## Given entries
────────────────────────────────────────
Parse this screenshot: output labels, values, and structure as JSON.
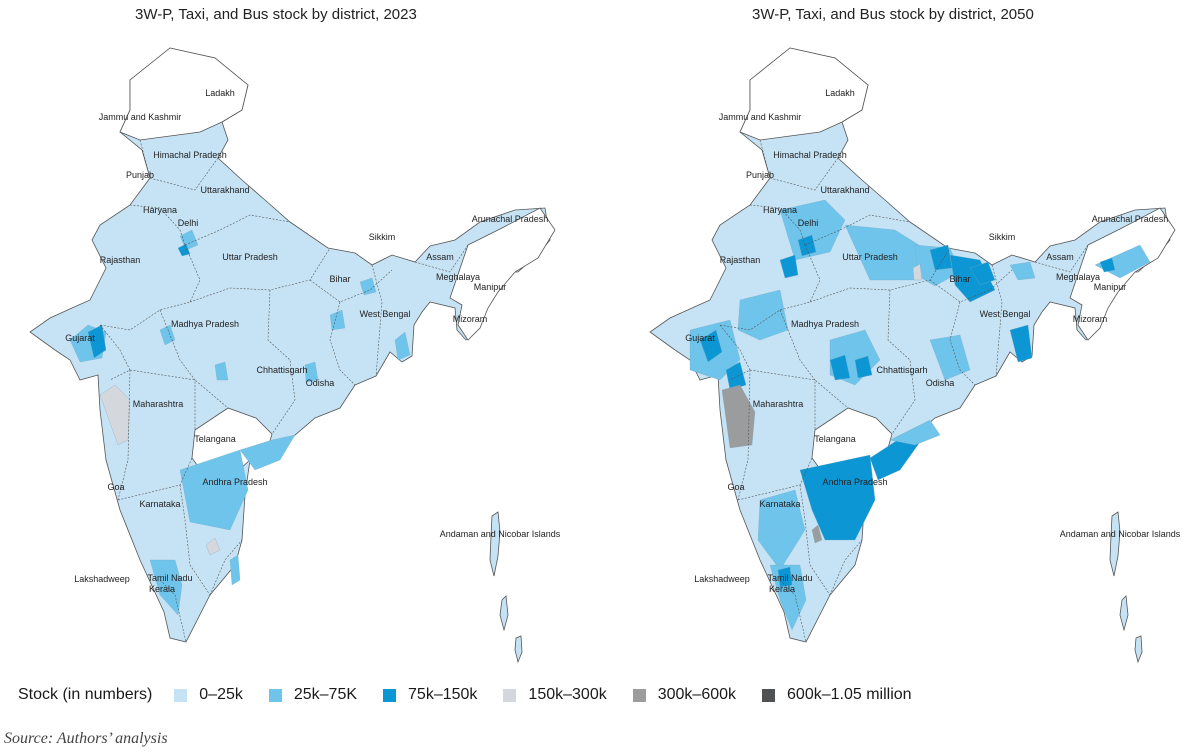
{
  "maps": [
    {
      "title": "3W-P, Taxi, and Bus stock by district, 2023",
      "labels": [
        "Ladakh",
        "Jammu and Kashmir",
        "Himachal Pradesh",
        "Punjab",
        "Uttarakhand",
        "Haryana",
        "Delhi",
        "Arunachal Pradesh",
        "Sikkim",
        "Rajasthan",
        "Uttar Pradesh",
        "Assam",
        "Meghalaya",
        "Bihar",
        "Manipur",
        "Mizoram",
        "West Bengal",
        "Gujarat",
        "Madhya Pradesh",
        "Chhattisgarh",
        "Odisha",
        "Maharashtra",
        "Telangana",
        "Andhra Pradesh",
        "Goa",
        "Karnataka",
        "Andaman and Nicobar Islands",
        "Lakshadweep",
        "Tamil Nadu",
        "Kerala"
      ]
    },
    {
      "title": "3W-P, Taxi, and Bus stock by district, 2050",
      "labels": [
        "Ladakh",
        "Jammu and Kashmir",
        "Himachal Pradesh",
        "Punjab",
        "Uttarakhand",
        "Haryana",
        "Delhi",
        "Arunachal Pradesh",
        "Sikkim",
        "Rajasthan",
        "Uttar Pradesh",
        "Assam",
        "Meghalaya",
        "Bihar",
        "Manipur",
        "Mizoram",
        "West Bengal",
        "Gujarat",
        "Madhya Pradesh",
        "Chhattisgarh",
        "Odisha",
        "Maharashtra",
        "Telangana",
        "Andhra Pradesh",
        "Goa",
        "Karnataka",
        "Andaman and Nicobar Islands",
        "Lakshadweep",
        "Tamil Nadu",
        "Kerala"
      ]
    }
  ],
  "legend": {
    "title": "Stock (in numbers)",
    "items": [
      {
        "label": "0–25k",
        "color": "#c6e3f5"
      },
      {
        "label": "25k–75K",
        "color": "#6ec4ea"
      },
      {
        "label": "75k–150k",
        "color": "#0c96d4"
      },
      {
        "label": "150k–300k",
        "color": "#d4d7db"
      },
      {
        "label": "300k–600k",
        "color": "#9a9c9e"
      },
      {
        "label": "600k–1.05 million",
        "color": "#4f5153"
      }
    ]
  },
  "colors": {
    "none": "#ffffff",
    "border": "#555555"
  },
  "source": "Source: Authors’ analysis"
}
────────────────────────────────────────
## What is required
Take the data above and repeat it exactly, leaving each picture out.

## Task output
Parse this screenshot: output labels, values, and structure as JSON.
{
  "maps": [
    {
      "title": "3W-P, Taxi, and Bus stock by district, 2023",
      "labels": [
        "Ladakh",
        "Jammu and Kashmir",
        "Himachal Pradesh",
        "Punjab",
        "Uttarakhand",
        "Haryana",
        "Delhi",
        "Arunachal Pradesh",
        "Sikkim",
        "Rajasthan",
        "Uttar Pradesh",
        "Assam",
        "Meghalaya",
        "Bihar",
        "Manipur",
        "Mizoram",
        "West Bengal",
        "Gujarat",
        "Madhya Pradesh",
        "Chhattisgarh",
        "Odisha",
        "Maharashtra",
        "Telangana",
        "Andhra Pradesh",
        "Goa",
        "Karnataka",
        "Andaman and Nicobar Islands",
        "Lakshadweep",
        "Tamil Nadu",
        "Kerala"
      ]
    },
    {
      "title": "3W-P, Taxi, and Bus stock by district, 2050",
      "labels": [
        "Ladakh",
        "Jammu and Kashmir",
        "Himachal Pradesh",
        "Punjab",
        "Uttarakhand",
        "Haryana",
        "Delhi",
        "Arunachal Pradesh",
        "Sikkim",
        "Rajasthan",
        "Uttar Pradesh",
        "Assam",
        "Meghalaya",
        "Bihar",
        "Manipur",
        "Mizoram",
        "West Bengal",
        "Gujarat",
        "Madhya Pradesh",
        "Chhattisgarh",
        "Odisha",
        "Maharashtra",
        "Telangana",
        "Andhra Pradesh",
        "Goa",
        "Karnataka",
        "Andaman and Nicobar Islands",
        "Lakshadweep",
        "Tamil Nadu",
        "Kerala"
      ]
    }
  ],
  "legend": {
    "title": "Stock (in numbers)",
    "items": [
      {
        "label": "0–25k",
        "color": "#c6e3f5"
      },
      {
        "label": "25k–75K",
        "color": "#6ec4ea"
      },
      {
        "label": "75k–150k",
        "color": "#0c96d4"
      },
      {
        "label": "150k–300k",
        "color": "#d4d7db"
      },
      {
        "label": "300k–600k",
        "color": "#9a9c9e"
      },
      {
        "label": "600k–1.05 million",
        "color": "#4f5153"
      }
    ]
  },
  "colors": {
    "none": "#ffffff",
    "border": "#555555"
  },
  "source": "Source: Authors’ analysis"
}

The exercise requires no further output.